===== EXTRACTED MATERIAL

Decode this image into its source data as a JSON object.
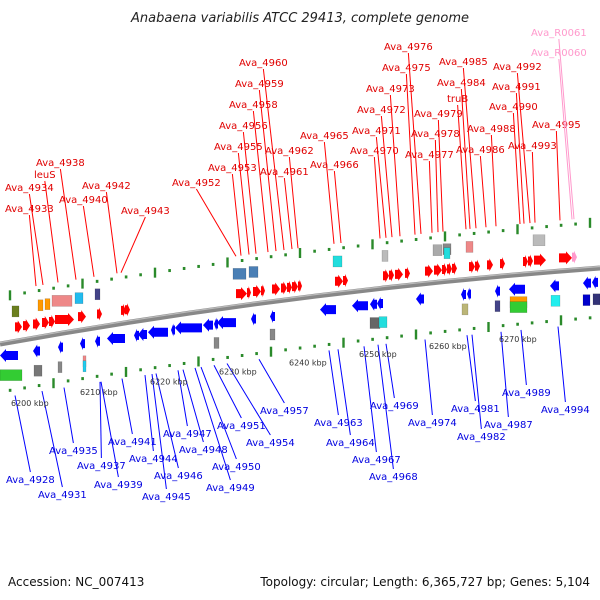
{
  "title": "Anabaena variabilis ATCC 29413, complete genome",
  "footer": {
    "accession": "Accession: NC_007413",
    "summary": "Topology: circular; Length: 6,365,727 bp; Genes: 5,104"
  },
  "colors": {
    "forward": "#ff0000",
    "reverse": "#0000ff",
    "rna": "#ff99cc",
    "axis": "#888888",
    "tick": "#228822"
  },
  "kbp_labels": [
    "6200 kbp",
    "6210 kbp",
    "6220 kbp",
    "6230 kbp",
    "6240 kbp",
    "6250 kbp",
    "6260 kbp",
    "6270 kbp"
  ],
  "top_labels": [
    "Ava_4933",
    "Ava_4934",
    "leuS",
    "Ava_4938",
    "Ava_4940",
    "Ava_4942",
    "Ava_4943",
    "Ava_4952",
    "Ava_4953",
    "Ava_4955",
    "Ava_4956",
    "Ava_4958",
    "Ava_4959",
    "Ava_4960",
    "Ava_4961",
    "Ava_4962",
    "Ava_4965",
    "Ava_4966",
    "Ava_4970",
    "Ava_4971",
    "Ava_4972",
    "Ava_4973",
    "Ava_4975",
    "Ava_4976",
    "Ava_4977",
    "Ava_4978",
    "Ava_4979",
    "truB",
    "Ava_4984",
    "Ava_4985",
    "Ava_4986",
    "Ava_4988",
    "Ava_4990",
    "Ava_4991",
    "Ava_4992",
    "Ava_4993",
    "Ava_4995"
  ],
  "rna_labels": [
    "Ava_R0061",
    "Ava_R0060"
  ],
  "bottom_labels": [
    "Ava_4928",
    "Ava_4931",
    "Ava_4935",
    "Ava_4937",
    "Ava_4939",
    "Ava_4941",
    "Ava_4944",
    "Ava_4945",
    "Ava_4946",
    "Ava_4947",
    "Ava_4948",
    "Ava_4949",
    "Ava_4950",
    "Ava_4951",
    "Ava_4954",
    "Ava_4957",
    "Ava_4963",
    "Ava_4964",
    "Ava_4967",
    "Ava_4968",
    "Ava_4969",
    "Ava_4974",
    "Ava_4981",
    "Ava_4982",
    "Ava_4987",
    "Ava_4989",
    "Ava_4994"
  ]
}
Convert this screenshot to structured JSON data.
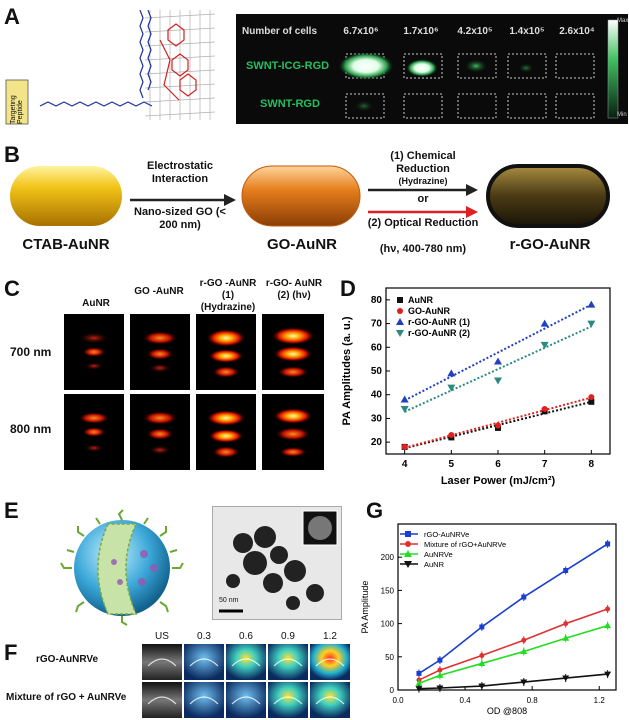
{
  "panels": {
    "A": {
      "label": "A",
      "targeting_peptide": "Targeting Peptide",
      "number_of_cells_label": "Number of cells",
      "cell_counts": [
        "6.7x10⁶",
        "1.7x10⁶",
        "4.2x10⁵",
        "1.4x10⁵",
        "2.6x10⁴"
      ],
      "rows": [
        "SWNT-ICG-RGD",
        "SWNT-RGD"
      ],
      "scale_max": "Max",
      "scale_min": "Min"
    },
    "B": {
      "label": "B",
      "step1_top": "Electrostatic Interaction",
      "step1_bottom": "Nano-sized GO (< 200 nm)",
      "step2_top": "(1) Chemical Reduction",
      "step2_top_sub": "(Hydrazine)",
      "step2_or": "or",
      "step2_bottom": "(2) Optical Reduction",
      "step2_bottom_sub": "(hν, 400-780 nm)",
      "particles": [
        "CTAB-AuNR",
        "GO-AuNR",
        "r-GO-AuNR"
      ]
    },
    "C": {
      "label": "C",
      "columns": [
        "AuNR",
        "GO -AuNR",
        "r-GO -AuNR (1) (Hydrazine)",
        "r-GO- AuNR (2) (hν)"
      ],
      "rows": [
        "700 nm",
        "800 nm"
      ]
    },
    "E": {
      "label": "E",
      "scale_bar": "50 nm"
    },
    "F": {
      "label": "F",
      "columns": [
        "US",
        "0.3",
        "0.6",
        "0.9",
        "1.2"
      ],
      "rows": [
        "rGO-AuNRVe",
        "Mixture of rGO + AuNRVe"
      ]
    },
    "D": {
      "label": "D"
    },
    "G": {
      "label": "G"
    }
  },
  "chart_data": [
    {
      "id": "D",
      "type": "scatter",
      "xlabel": "Laser Power (mJ/cm²)",
      "ylabel": "PA Amplitudes (a. u.)",
      "xlim": [
        3.6,
        8.4
      ],
      "ylim": [
        15,
        85
      ],
      "xticks": [
        4,
        5,
        6,
        7,
        8
      ],
      "yticks": [
        20,
        30,
        40,
        50,
        60,
        70,
        80
      ],
      "legend": "top-left",
      "series": [
        {
          "name": "AuNR",
          "color": "#111111",
          "marker": "square",
          "x": [
            4,
            5,
            6,
            7,
            8
          ],
          "y": [
            18,
            22,
            26,
            33,
            37
          ]
        },
        {
          "name": "GO-AuNR",
          "color": "#e02020",
          "marker": "circle",
          "x": [
            4,
            5,
            6,
            7,
            8
          ],
          "y": [
            18,
            23,
            27,
            34,
            39
          ]
        },
        {
          "name": "r-GO-AuNR (1)",
          "color": "#2040c0",
          "marker": "triangle-up",
          "x": [
            4,
            5,
            6,
            7,
            8
          ],
          "y": [
            38,
            49,
            54,
            70,
            78
          ]
        },
        {
          "name": "r-GO-AuNR (2)",
          "color": "#2a8a80",
          "marker": "triangle-down",
          "x": [
            4,
            5,
            6,
            7,
            8
          ],
          "y": [
            34,
            43,
            46,
            61,
            70
          ]
        }
      ]
    },
    {
      "id": "G",
      "type": "line",
      "xlabel": "OD @808",
      "ylabel": "PA Amplitude",
      "xlim": [
        0,
        1.3
      ],
      "ylim": [
        0,
        250
      ],
      "xticks": [
        0.0,
        0.4,
        0.8,
        1.2
      ],
      "yticks": [
        0,
        50,
        100,
        150,
        200
      ],
      "legend": "top-left",
      "series": [
        {
          "name": "rGO-AuNRVe",
          "color": "#1a3fd0",
          "marker": "square",
          "x": [
            0.125,
            0.25,
            0.5,
            0.75,
            1.0,
            1.25
          ],
          "y": [
            25,
            45,
            95,
            140,
            180,
            220
          ]
        },
        {
          "name": "Mixture of rGO+AuNRVe",
          "color": "#e03030",
          "marker": "circle",
          "x": [
            0.125,
            0.25,
            0.5,
            0.75,
            1.0,
            1.25
          ],
          "y": [
            15,
            30,
            52,
            75,
            100,
            122
          ]
        },
        {
          "name": "AuNRVe",
          "color": "#22dd22",
          "marker": "triangle-up",
          "x": [
            0.125,
            0.25,
            0.5,
            0.75,
            1.0,
            1.25
          ],
          "y": [
            10,
            22,
            40,
            58,
            78,
            97
          ]
        },
        {
          "name": "AuNR",
          "color": "#111111",
          "marker": "triangle-down",
          "x": [
            0.125,
            0.25,
            0.5,
            0.75,
            1.0,
            1.25
          ],
          "y": [
            2,
            3,
            6,
            12,
            18,
            24
          ]
        }
      ]
    }
  ]
}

==========

■ **TASK OBJECTIVE**
Return the full listing above exactly as written, and omit the pictures.

■ **REPLY TO THE TASK**
Decode this image into its source data as a JSON object.
{
  "title": "Anabaena variabilis ATCC 29413, complete genome",
  "footer": {
    "accession": "Accession: NC_007413",
    "summary": "Topology: circular; Length: 6,365,727 bp; Genes: 5,104"
  },
  "colors": {
    "forward": "#ff0000",
    "reverse": "#0000ff",
    "rna": "#ff99cc",
    "axis": "#888888",
    "tick": "#228822"
  },
  "kbp_labels": [
    "6200 kbp",
    "6210 kbp",
    "6220 kbp",
    "6230 kbp",
    "6240 kbp",
    "6250 kbp",
    "6260 kbp",
    "6270 kbp"
  ],
  "top_labels": [
    "Ava_4933",
    "Ava_4934",
    "leuS",
    "Ava_4938",
    "Ava_4940",
    "Ava_4942",
    "Ava_4943",
    "Ava_4952",
    "Ava_4953",
    "Ava_4955",
    "Ava_4956",
    "Ava_4958",
    "Ava_4959",
    "Ava_4960",
    "Ava_4961",
    "Ava_4962",
    "Ava_4965",
    "Ava_4966",
    "Ava_4970",
    "Ava_4971",
    "Ava_4972",
    "Ava_4973",
    "Ava_4975",
    "Ava_4976",
    "Ava_4977",
    "Ava_4978",
    "Ava_4979",
    "truB",
    "Ava_4984",
    "Ava_4985",
    "Ava_4986",
    "Ava_4988",
    "Ava_4990",
    "Ava_4991",
    "Ava_4992",
    "Ava_4993",
    "Ava_4995"
  ],
  "rna_labels": [
    "Ava_R0061",
    "Ava_R0060"
  ],
  "bottom_labels": [
    "Ava_4928",
    "Ava_4931",
    "Ava_4935",
    "Ava_4937",
    "Ava_4939",
    "Ava_4941",
    "Ava_4944",
    "Ava_4945",
    "Ava_4946",
    "Ava_4947",
    "Ava_4948",
    "Ava_4949",
    "Ava_4950",
    "Ava_4951",
    "Ava_4954",
    "Ava_4957",
    "Ava_4963",
    "Ava_4964",
    "Ava_4967",
    "Ava_4968",
    "Ava_4969",
    "Ava_4974",
    "Ava_4981",
    "Ava_4982",
    "Ava_4987",
    "Ava_4989",
    "Ava_4994"
  ]
}
Convert this screenshot to structured JSON data.
{
  "panels": {
    "A": {
      "label": "A",
      "targeting_peptide": "Targeting Peptide",
      "number_of_cells_label": "Number of cells",
      "cell_counts": [
        "6.7x10⁶",
        "1.7x10⁶",
        "4.2x10⁵",
        "1.4x10⁵",
        "2.6x10⁴"
      ],
      "rows": [
        "SWNT-ICG-RGD",
        "SWNT-RGD"
      ],
      "scale_max": "Max",
      "scale_min": "Min"
    },
    "B": {
      "label": "B",
      "step1_top": "Electrostatic Interaction",
      "step1_bottom": "Nano-sized GO (< 200 nm)",
      "step2_top": "(1) Chemical Reduction",
      "step2_top_sub": "(Hydrazine)",
      "step2_or": "or",
      "step2_bottom": "(2) Optical Reduction",
      "step2_bottom_sub": "(hν, 400-780 nm)",
      "particles": [
        "CTAB-AuNR",
        "GO-AuNR",
        "r-GO-AuNR"
      ]
    },
    "C": {
      "label": "C",
      "columns": [
        "AuNR",
        "GO -AuNR",
        "r-GO -AuNR (1) (Hydrazine)",
        "r-GO- AuNR (2) (hν)"
      ],
      "rows": [
        "700 nm",
        "800 nm"
      ]
    },
    "E": {
      "label": "E",
      "scale_bar": "50 nm"
    },
    "F": {
      "label": "F",
      "columns": [
        "US",
        "0.3",
        "0.6",
        "0.9",
        "1.2"
      ],
      "rows": [
        "rGO-AuNRVe",
        "Mixture of rGO + AuNRVe"
      ]
    },
    "D": {
      "label": "D"
    },
    "G": {
      "label": "G"
    }
  },
  "chart_data": [
    {
      "id": "D",
      "type": "scatter",
      "xlabel": "Laser Power (mJ/cm²)",
      "ylabel": "PA Amplitudes (a. u.)",
      "xlim": [
        3.6,
        8.4
      ],
      "ylim": [
        15,
        85
      ],
      "xticks": [
        4,
        5,
        6,
        7,
        8
      ],
      "yticks": [
        20,
        30,
        40,
        50,
        60,
        70,
        80
      ],
      "legend": "top-left",
      "series": [
        {
          "name": "AuNR",
          "color": "#111111",
          "marker": "square",
          "x": [
            4,
            5,
            6,
            7,
            8
          ],
          "y": [
            18,
            22,
            26,
            33,
            37
          ]
        },
        {
          "name": "GO-AuNR",
          "color": "#e02020",
          "marker": "circle",
          "x": [
            4,
            5,
            6,
            7,
            8
          ],
          "y": [
            18,
            23,
            27,
            34,
            39
          ]
        },
        {
          "name": "r-GO-AuNR (1)",
          "color": "#2040c0",
          "marker": "triangle-up",
          "x": [
            4,
            5,
            6,
            7,
            8
          ],
          "y": [
            38,
            49,
            54,
            70,
            78
          ]
        },
        {
          "name": "r-GO-AuNR (2)",
          "color": "#2a8a80",
          "marker": "triangle-down",
          "x": [
            4,
            5,
            6,
            7,
            8
          ],
          "y": [
            34,
            43,
            46,
            61,
            70
          ]
        }
      ]
    },
    {
      "id": "G",
      "type": "line",
      "xlabel": "OD @808",
      "ylabel": "PA Amplitude",
      "xlim": [
        0,
        1.3
      ],
      "ylim": [
        0,
        250
      ],
      "xticks": [
        0.0,
        0.4,
        0.8,
        1.2
      ],
      "yticks": [
        0,
        50,
        100,
        150,
        200
      ],
      "legend": "top-left",
      "series": [
        {
          "name": "rGO-AuNRVe",
          "color": "#1a3fd0",
          "marker": "square",
          "x": [
            0.125,
            0.25,
            0.5,
            0.75,
            1.0,
            1.25
          ],
          "y": [
            25,
            45,
            95,
            140,
            180,
            220
          ]
        },
        {
          "name": "Mixture of rGO+AuNRVe",
          "color": "#e03030",
          "marker": "circle",
          "x": [
            0.125,
            0.25,
            0.5,
            0.75,
            1.0,
            1.25
          ],
          "y": [
            15,
            30,
            52,
            75,
            100,
            122
          ]
        },
        {
          "name": "AuNRVe",
          "color": "#22dd22",
          "marker": "triangle-up",
          "x": [
            0.125,
            0.25,
            0.5,
            0.75,
            1.0,
            1.25
          ],
          "y": [
            10,
            22,
            40,
            58,
            78,
            97
          ]
        },
        {
          "name": "AuNR",
          "color": "#111111",
          "marker": "triangle-down",
          "x": [
            0.125,
            0.25,
            0.5,
            0.75,
            1.0,
            1.25
          ],
          "y": [
            2,
            3,
            6,
            12,
            18,
            24
          ]
        }
      ]
    }
  ]
}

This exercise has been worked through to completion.